--- START ---

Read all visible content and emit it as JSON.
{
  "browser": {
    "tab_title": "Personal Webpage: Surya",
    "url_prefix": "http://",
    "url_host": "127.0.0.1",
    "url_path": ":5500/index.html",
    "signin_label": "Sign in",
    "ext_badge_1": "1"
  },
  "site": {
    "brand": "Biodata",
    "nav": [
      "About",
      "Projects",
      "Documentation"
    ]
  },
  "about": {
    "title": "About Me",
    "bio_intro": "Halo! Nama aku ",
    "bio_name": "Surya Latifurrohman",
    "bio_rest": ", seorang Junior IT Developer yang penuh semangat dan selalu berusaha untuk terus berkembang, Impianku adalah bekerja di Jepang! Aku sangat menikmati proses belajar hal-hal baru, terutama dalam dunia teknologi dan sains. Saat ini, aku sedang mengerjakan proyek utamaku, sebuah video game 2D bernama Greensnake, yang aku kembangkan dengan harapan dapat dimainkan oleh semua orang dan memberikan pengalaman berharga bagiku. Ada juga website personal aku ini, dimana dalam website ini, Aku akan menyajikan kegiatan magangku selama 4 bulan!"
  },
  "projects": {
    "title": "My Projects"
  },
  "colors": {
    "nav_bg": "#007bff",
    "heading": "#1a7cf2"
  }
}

--- END ---

Copy every line in the records above that contains the word "Surya".

**Response below:**
    "tab_title": "Personal Webpage: Surya",
    "bio_name": "Surya Latifurrohman",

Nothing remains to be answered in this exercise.